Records

━━━

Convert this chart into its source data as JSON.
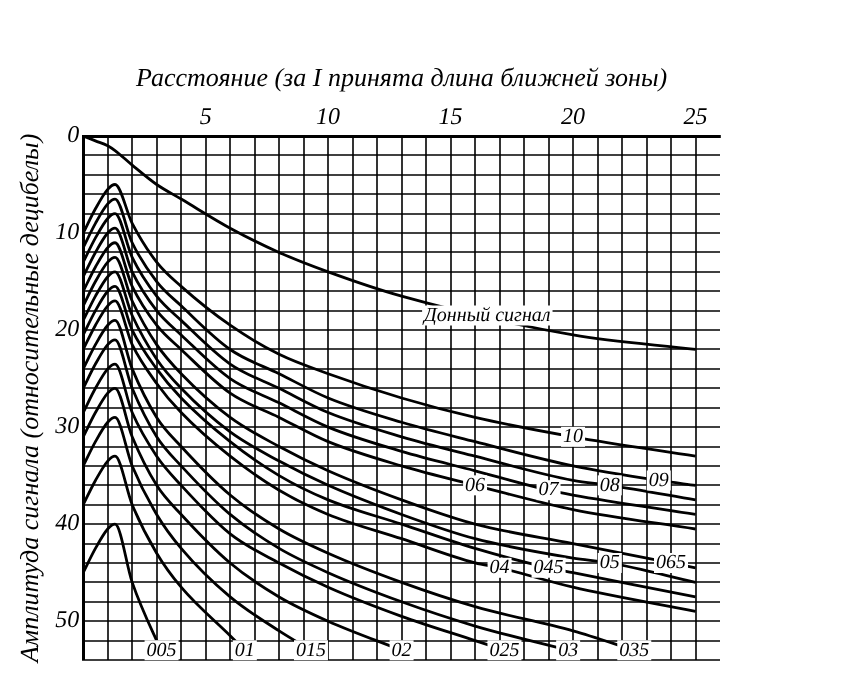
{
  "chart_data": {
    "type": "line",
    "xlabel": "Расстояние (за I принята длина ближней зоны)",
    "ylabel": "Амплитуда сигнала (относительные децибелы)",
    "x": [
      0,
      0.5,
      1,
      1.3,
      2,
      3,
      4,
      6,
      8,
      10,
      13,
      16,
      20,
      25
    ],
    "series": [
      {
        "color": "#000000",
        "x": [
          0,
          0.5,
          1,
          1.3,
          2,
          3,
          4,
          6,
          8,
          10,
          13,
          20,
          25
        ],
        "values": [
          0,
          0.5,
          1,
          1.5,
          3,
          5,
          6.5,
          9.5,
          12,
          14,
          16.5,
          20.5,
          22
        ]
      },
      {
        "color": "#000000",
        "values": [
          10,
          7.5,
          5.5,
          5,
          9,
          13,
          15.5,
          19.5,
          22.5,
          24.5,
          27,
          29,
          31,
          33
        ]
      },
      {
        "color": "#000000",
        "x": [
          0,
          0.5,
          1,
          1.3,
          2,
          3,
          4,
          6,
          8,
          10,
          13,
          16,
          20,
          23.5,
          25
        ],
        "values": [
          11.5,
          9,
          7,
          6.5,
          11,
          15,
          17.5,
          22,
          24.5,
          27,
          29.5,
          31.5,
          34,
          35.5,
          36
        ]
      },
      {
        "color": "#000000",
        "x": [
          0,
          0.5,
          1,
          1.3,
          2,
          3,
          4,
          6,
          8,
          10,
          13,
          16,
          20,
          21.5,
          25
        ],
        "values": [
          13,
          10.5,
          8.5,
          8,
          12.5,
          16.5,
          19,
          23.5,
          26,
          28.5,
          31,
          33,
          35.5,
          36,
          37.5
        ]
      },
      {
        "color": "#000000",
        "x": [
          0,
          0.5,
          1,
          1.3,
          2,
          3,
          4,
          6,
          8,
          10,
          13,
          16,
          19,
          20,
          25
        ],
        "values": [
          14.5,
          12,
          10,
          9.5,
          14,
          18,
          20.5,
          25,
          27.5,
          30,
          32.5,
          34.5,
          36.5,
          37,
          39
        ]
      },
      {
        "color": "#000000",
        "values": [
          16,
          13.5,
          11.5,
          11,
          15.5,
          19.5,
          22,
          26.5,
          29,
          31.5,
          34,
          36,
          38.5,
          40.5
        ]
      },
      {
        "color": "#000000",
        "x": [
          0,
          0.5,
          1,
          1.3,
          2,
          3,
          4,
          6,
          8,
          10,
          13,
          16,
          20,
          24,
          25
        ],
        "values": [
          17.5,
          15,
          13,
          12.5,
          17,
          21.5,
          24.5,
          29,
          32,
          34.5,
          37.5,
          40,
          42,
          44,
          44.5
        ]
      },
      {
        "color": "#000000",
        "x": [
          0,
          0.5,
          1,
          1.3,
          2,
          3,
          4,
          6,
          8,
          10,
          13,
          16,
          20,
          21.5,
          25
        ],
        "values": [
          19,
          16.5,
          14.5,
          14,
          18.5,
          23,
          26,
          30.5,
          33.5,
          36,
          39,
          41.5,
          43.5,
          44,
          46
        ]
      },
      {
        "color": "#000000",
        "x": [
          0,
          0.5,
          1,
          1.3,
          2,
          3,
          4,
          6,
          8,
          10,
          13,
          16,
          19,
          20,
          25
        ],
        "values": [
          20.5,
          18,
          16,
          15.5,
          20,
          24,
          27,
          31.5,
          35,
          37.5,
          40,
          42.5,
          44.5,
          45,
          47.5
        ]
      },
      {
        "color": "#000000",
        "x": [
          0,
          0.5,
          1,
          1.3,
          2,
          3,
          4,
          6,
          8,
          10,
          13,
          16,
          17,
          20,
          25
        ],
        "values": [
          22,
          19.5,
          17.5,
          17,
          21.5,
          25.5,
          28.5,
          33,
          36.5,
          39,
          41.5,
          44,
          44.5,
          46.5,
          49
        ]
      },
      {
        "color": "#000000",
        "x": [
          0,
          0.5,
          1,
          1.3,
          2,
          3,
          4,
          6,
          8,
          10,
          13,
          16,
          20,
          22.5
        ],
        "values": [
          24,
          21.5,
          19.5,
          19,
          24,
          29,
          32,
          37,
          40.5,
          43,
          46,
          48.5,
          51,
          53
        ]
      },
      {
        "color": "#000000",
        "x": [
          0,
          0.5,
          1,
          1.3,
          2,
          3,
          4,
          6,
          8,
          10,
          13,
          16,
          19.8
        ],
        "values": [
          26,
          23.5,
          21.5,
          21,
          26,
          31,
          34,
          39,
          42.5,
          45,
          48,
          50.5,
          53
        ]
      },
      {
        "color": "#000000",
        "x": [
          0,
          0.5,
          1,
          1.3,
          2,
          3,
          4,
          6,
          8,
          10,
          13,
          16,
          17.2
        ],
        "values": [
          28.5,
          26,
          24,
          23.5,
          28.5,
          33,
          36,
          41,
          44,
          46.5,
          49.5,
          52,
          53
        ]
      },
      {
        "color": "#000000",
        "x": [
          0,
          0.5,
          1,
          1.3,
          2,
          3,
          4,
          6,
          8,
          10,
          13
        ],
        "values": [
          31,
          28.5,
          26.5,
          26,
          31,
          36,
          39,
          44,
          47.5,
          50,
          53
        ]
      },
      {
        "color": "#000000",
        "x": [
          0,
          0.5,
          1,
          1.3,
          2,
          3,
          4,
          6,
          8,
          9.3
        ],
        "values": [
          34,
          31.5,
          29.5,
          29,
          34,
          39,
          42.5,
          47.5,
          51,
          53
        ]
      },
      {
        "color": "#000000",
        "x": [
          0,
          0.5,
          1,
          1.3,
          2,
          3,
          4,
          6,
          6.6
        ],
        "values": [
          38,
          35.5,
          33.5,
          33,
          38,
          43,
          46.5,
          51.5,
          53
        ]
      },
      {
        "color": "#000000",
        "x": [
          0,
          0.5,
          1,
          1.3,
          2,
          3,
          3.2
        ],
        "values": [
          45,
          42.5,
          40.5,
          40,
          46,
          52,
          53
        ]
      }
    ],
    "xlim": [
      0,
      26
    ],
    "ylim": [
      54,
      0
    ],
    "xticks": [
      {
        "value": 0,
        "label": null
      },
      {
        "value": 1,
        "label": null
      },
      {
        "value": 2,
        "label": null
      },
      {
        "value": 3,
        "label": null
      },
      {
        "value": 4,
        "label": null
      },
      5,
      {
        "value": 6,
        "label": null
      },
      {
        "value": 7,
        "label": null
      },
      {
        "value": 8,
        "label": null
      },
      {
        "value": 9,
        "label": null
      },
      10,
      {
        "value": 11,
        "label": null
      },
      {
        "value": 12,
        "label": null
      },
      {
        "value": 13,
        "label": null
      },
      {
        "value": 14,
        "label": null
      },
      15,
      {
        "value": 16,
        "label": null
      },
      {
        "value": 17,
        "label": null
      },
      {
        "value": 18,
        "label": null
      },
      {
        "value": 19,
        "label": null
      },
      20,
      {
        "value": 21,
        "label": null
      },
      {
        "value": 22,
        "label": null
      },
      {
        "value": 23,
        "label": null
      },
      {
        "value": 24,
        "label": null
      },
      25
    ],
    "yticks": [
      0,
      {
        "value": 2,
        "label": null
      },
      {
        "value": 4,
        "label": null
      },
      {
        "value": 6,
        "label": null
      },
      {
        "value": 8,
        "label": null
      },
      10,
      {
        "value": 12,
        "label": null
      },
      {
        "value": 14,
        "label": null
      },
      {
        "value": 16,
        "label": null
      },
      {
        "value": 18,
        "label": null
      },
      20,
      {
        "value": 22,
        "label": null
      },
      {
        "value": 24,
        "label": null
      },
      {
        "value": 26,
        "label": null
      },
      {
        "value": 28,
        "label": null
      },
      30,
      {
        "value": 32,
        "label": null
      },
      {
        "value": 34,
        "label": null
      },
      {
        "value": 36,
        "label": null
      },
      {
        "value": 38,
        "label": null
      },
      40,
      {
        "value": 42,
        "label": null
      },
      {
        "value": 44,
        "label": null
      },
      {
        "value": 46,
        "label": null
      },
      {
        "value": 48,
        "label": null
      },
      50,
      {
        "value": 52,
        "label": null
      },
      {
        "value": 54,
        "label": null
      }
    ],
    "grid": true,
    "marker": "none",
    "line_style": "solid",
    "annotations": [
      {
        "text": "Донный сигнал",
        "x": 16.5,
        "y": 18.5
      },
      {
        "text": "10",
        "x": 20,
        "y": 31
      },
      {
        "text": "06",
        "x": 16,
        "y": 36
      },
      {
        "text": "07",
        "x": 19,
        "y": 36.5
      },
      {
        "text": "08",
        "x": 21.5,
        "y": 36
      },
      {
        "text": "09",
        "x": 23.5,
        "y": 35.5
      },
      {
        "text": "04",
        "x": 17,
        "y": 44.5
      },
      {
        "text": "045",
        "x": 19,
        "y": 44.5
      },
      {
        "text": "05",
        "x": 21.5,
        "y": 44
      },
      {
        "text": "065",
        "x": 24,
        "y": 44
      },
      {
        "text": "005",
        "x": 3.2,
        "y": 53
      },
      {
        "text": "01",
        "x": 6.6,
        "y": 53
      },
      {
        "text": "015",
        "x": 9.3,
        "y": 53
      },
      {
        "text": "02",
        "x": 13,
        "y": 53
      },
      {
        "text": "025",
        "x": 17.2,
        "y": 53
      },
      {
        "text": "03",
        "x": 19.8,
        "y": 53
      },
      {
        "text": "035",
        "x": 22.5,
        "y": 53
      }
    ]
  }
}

━━━

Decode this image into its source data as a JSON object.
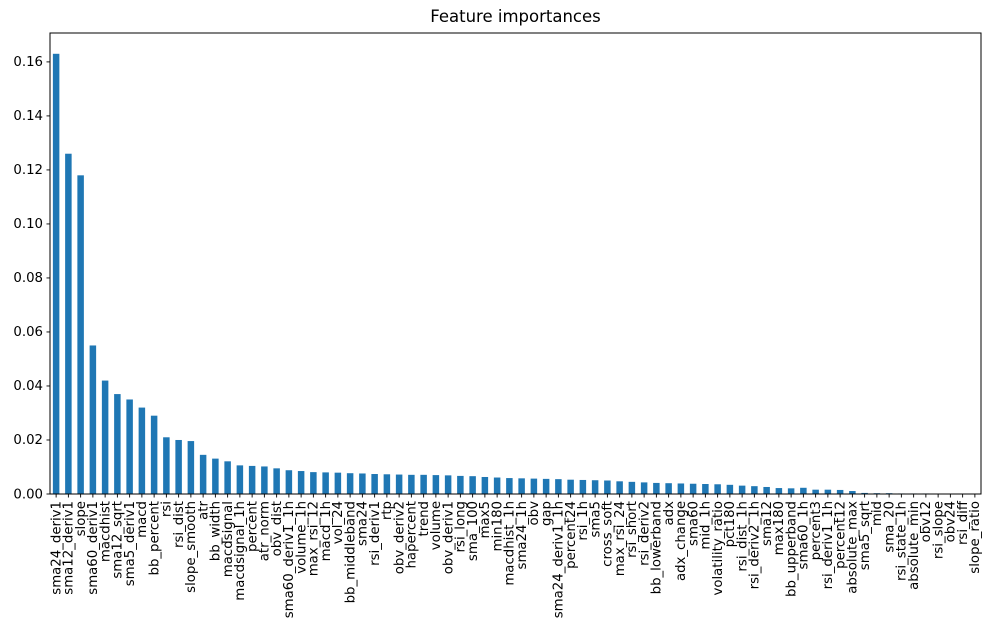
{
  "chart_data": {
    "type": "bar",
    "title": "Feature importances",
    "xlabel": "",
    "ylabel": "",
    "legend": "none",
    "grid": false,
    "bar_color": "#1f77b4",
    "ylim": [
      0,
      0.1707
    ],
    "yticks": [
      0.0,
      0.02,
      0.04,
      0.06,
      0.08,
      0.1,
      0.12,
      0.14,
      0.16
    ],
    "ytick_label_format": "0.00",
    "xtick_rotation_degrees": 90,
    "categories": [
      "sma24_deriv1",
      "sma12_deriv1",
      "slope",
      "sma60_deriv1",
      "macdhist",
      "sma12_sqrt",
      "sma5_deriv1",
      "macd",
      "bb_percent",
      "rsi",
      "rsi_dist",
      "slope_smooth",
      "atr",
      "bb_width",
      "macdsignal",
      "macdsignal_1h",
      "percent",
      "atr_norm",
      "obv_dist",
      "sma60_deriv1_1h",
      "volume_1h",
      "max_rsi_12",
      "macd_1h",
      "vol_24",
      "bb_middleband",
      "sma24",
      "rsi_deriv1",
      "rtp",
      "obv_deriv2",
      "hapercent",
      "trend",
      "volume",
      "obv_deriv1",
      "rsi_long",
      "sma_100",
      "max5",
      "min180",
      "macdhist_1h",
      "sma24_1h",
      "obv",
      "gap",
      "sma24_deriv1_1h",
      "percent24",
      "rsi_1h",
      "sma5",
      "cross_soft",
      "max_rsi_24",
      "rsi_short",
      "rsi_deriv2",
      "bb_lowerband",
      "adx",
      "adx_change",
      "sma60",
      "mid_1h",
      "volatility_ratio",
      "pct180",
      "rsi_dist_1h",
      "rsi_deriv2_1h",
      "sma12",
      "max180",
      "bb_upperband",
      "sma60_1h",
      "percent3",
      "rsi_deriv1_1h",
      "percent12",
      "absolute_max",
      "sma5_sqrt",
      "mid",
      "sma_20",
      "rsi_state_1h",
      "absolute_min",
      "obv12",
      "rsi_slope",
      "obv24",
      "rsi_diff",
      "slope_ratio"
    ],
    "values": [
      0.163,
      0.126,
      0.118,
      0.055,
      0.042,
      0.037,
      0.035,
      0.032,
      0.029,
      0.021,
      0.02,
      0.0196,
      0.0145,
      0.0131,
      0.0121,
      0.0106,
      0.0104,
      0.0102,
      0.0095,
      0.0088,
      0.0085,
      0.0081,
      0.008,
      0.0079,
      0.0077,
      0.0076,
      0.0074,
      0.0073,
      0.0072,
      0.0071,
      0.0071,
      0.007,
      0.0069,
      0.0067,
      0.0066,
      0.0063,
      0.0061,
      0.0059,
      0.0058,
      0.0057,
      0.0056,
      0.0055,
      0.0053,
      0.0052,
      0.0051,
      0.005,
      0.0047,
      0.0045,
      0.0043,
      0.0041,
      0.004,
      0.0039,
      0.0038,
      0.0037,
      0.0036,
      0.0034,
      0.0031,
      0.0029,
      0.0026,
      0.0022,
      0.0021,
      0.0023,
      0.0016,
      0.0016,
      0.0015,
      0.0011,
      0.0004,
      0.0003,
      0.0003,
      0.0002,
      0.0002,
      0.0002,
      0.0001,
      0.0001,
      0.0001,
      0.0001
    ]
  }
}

━━━

WORK TO BE COMPLETED.
Work out how many lines of the listing above include the word "ylabel". Reply with nothing but the count.

THE OUTPUT.
2